● **What is being asked**
Reproduce the listing with every "Lower Paleozoic" switched to "Early Paleozoic", leaving every other character as it is.

(Item position entries)
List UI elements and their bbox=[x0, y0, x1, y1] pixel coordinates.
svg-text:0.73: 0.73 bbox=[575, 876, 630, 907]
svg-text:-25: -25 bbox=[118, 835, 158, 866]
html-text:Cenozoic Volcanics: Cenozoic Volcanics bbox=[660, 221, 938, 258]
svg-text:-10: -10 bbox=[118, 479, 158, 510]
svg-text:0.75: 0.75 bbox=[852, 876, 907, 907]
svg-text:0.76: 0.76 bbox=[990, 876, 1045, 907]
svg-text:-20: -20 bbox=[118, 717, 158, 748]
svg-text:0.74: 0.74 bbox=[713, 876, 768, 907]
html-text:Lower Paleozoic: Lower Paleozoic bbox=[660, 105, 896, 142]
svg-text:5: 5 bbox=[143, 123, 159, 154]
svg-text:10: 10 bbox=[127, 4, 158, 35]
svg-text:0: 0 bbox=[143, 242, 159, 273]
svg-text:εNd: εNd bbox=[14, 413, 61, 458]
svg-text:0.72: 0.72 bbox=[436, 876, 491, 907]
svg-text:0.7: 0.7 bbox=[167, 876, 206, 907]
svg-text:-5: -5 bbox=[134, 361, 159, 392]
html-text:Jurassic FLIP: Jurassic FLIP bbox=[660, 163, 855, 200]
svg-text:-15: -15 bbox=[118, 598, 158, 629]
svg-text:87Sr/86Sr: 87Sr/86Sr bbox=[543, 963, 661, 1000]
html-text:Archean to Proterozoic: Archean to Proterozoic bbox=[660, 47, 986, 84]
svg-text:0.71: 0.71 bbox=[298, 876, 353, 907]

● **Problem solution**
List UI elements and their bbox=[x0, y0, x1, y1] pixel coordinates.
svg-text:0.73: 0.73 bbox=[575, 876, 630, 907]
svg-text:-25: -25 bbox=[118, 835, 158, 866]
html-text:Cenozoic Volcanics: Cenozoic Volcanics bbox=[660, 221, 938, 258]
svg-text:-10: -10 bbox=[118, 479, 158, 510]
svg-text:0.75: 0.75 bbox=[852, 876, 907, 907]
svg-text:0.76: 0.76 bbox=[990, 876, 1045, 907]
svg-text:-20: -20 bbox=[118, 717, 158, 748]
svg-text:0.74: 0.74 bbox=[713, 876, 768, 907]
html-text:Early Paleozoic: Early Paleozoic bbox=[660, 105, 896, 142]
svg-text:5: 5 bbox=[143, 123, 159, 154]
svg-text:10: 10 bbox=[127, 4, 158, 35]
svg-text:0: 0 bbox=[143, 242, 159, 273]
svg-text:εNd: εNd bbox=[14, 413, 61, 458]
svg-text:0.72: 0.72 bbox=[436, 876, 491, 907]
svg-text:0.7: 0.7 bbox=[167, 876, 206, 907]
svg-text:-5: -5 bbox=[134, 361, 159, 392]
html-text:Jurassic FLIP: Jurassic FLIP bbox=[660, 163, 855, 200]
svg-text:-15: -15 bbox=[118, 598, 158, 629]
svg-text:87Sr/86Sr: 87Sr/86Sr bbox=[543, 963, 661, 1000]
html-text:Archean to Proterozoic: Archean to Proterozoic bbox=[660, 47, 986, 84]
svg-text:0.71: 0.71 bbox=[298, 876, 353, 907]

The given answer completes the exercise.